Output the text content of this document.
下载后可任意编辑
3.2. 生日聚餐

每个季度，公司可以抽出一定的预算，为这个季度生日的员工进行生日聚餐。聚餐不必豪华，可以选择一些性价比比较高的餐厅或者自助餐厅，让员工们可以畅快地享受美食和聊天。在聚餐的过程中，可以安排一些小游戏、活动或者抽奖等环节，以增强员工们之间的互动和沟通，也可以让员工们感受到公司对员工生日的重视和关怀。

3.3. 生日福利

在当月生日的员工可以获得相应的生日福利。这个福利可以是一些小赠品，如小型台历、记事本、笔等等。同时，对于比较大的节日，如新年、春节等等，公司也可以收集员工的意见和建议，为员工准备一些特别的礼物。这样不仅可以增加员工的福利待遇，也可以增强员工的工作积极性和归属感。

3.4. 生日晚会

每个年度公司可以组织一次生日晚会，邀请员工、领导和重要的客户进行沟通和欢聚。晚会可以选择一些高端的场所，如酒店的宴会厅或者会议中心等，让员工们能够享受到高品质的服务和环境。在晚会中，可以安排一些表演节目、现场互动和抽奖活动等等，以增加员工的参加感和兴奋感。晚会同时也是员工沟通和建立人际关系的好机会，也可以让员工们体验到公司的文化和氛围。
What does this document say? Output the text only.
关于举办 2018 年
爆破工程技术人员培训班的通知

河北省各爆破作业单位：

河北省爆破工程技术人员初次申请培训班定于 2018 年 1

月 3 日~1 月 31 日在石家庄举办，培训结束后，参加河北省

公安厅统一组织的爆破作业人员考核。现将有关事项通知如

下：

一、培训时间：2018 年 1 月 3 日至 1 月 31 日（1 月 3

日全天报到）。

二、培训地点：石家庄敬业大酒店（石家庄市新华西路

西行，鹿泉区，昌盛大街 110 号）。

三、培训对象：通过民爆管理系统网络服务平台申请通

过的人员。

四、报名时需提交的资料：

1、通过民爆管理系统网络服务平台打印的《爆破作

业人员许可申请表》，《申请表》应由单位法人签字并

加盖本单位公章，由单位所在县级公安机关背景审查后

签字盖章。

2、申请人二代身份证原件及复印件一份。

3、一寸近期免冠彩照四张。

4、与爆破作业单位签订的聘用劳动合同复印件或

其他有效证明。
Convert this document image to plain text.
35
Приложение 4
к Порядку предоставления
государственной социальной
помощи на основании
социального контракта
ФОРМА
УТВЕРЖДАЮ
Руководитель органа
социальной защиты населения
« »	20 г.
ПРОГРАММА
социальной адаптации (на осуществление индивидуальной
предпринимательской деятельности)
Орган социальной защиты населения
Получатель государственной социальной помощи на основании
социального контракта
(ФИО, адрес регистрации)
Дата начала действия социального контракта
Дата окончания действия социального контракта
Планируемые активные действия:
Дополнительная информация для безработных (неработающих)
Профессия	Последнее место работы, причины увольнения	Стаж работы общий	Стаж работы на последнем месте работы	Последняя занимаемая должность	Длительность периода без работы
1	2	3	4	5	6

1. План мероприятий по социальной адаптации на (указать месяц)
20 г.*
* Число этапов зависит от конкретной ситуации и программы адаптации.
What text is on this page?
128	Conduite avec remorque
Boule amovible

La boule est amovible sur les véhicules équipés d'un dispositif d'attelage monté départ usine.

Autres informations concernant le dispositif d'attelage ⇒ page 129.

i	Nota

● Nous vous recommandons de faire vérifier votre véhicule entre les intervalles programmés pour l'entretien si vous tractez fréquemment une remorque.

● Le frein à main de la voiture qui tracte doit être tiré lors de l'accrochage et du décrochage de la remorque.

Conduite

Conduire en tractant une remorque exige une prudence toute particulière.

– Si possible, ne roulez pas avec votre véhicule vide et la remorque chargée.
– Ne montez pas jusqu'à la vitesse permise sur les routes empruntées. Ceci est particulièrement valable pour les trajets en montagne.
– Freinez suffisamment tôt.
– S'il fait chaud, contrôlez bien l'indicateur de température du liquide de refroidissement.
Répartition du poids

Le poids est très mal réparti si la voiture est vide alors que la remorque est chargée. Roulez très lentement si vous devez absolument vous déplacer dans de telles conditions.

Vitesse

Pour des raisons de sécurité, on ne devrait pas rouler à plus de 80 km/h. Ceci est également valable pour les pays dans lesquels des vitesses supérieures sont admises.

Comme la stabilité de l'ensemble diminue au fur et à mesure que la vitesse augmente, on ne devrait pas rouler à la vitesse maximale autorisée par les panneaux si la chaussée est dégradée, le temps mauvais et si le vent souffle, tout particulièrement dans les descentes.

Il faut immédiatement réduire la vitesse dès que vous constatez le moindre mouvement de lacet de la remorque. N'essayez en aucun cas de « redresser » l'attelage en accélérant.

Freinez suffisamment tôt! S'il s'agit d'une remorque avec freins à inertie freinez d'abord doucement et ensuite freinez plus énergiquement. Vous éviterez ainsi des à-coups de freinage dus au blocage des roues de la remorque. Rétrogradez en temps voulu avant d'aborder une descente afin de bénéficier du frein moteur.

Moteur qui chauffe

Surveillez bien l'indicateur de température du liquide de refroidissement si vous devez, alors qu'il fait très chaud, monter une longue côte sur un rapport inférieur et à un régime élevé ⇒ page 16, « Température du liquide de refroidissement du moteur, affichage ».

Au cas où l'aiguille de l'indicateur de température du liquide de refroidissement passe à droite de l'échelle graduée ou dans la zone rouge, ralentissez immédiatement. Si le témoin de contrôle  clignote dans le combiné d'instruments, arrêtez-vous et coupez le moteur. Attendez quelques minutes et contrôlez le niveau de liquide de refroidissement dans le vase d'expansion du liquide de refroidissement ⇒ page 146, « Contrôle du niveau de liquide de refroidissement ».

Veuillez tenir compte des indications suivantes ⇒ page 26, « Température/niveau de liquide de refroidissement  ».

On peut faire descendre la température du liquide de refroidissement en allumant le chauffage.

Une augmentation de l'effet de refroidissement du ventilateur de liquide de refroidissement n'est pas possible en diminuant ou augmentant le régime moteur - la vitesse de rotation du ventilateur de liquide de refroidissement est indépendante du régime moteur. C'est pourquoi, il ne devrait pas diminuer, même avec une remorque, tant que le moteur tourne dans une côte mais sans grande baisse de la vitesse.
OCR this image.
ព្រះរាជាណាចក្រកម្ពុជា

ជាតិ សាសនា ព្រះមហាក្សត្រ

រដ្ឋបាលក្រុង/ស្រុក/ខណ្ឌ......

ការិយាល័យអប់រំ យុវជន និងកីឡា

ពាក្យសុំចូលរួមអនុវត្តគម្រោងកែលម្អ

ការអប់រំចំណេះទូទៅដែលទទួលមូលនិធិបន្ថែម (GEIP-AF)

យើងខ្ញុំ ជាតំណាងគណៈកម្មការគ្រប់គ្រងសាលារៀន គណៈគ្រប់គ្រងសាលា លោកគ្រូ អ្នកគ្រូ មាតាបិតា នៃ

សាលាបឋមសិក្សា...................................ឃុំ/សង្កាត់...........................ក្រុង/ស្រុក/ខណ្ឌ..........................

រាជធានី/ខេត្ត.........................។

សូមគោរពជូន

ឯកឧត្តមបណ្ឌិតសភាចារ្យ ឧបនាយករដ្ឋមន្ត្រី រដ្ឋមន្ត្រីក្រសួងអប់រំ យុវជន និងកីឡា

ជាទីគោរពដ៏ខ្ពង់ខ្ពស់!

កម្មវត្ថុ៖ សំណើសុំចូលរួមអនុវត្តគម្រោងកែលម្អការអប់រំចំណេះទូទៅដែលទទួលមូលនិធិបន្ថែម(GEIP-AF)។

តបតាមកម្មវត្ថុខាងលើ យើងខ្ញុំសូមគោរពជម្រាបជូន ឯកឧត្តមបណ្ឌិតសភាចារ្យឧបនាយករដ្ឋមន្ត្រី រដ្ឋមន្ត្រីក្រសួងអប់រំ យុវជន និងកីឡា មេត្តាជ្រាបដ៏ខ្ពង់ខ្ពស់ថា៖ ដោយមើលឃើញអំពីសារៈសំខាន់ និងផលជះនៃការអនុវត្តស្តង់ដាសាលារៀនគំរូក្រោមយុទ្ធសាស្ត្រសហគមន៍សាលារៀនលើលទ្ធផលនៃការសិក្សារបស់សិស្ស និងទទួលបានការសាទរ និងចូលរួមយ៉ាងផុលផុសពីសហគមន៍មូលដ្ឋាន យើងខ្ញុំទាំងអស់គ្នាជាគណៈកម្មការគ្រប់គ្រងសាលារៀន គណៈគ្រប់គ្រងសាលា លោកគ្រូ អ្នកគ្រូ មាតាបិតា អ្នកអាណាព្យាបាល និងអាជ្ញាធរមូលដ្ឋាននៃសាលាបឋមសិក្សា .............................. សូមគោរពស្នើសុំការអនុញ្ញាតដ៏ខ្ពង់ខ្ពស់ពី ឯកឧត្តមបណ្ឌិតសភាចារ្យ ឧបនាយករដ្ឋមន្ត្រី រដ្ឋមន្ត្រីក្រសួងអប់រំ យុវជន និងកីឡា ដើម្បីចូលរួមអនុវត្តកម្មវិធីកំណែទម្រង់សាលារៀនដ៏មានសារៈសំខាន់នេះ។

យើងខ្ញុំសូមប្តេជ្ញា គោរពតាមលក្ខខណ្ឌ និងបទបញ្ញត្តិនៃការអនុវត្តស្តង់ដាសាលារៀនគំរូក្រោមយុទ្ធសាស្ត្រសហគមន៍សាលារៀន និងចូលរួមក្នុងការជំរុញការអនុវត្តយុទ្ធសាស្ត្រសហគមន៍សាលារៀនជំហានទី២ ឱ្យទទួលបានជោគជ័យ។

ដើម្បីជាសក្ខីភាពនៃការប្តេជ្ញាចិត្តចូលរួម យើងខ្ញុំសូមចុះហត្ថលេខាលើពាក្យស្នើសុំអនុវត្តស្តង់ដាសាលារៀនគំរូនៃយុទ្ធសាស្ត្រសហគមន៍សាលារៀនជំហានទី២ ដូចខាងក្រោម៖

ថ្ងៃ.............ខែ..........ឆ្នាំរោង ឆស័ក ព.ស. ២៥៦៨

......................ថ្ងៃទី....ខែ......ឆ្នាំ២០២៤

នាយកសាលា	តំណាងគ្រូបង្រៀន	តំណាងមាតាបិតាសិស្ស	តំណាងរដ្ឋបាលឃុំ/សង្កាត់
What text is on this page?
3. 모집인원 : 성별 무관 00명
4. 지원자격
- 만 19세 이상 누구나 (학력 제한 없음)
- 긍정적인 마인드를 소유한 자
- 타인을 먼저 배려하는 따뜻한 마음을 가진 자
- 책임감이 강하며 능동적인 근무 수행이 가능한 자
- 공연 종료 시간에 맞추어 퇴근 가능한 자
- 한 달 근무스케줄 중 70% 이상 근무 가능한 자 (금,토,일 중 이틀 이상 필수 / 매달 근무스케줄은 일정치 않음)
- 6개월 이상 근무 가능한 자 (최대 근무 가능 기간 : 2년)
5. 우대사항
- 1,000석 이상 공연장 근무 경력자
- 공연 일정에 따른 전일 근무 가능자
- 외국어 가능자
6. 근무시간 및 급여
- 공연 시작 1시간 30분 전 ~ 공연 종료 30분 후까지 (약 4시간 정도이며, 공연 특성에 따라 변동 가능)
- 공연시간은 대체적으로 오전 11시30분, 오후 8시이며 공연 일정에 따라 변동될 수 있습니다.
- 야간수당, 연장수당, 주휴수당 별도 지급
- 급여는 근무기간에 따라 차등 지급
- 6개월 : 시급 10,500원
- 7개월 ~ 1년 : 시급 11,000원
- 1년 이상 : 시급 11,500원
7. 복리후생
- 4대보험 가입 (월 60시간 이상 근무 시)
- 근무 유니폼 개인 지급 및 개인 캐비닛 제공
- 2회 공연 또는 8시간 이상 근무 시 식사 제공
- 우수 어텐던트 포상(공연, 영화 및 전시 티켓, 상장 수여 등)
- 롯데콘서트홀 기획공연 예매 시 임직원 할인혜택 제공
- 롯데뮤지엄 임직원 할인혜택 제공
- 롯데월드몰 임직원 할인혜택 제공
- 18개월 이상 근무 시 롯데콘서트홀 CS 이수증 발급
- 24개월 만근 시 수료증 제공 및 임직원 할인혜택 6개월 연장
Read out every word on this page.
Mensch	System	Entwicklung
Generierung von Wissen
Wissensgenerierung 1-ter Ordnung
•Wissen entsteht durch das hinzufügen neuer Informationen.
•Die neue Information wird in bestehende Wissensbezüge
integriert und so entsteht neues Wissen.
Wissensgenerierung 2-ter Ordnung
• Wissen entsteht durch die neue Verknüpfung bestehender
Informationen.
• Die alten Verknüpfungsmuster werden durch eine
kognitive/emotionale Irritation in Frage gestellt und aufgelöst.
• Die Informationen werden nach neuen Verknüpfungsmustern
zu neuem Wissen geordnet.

=== EXERCISE OBJECTIVE ===
Search the listing above for the string "entsteht". Copy every line that contains it.

=== ANSWER FOR THIS EXERCISE ===
•Wissen entsteht durch das hinzufügen neuer Informationen.
integriert und so entsteht neues Wissen.
• Wissen entsteht durch die neue Verknüpfung bestehender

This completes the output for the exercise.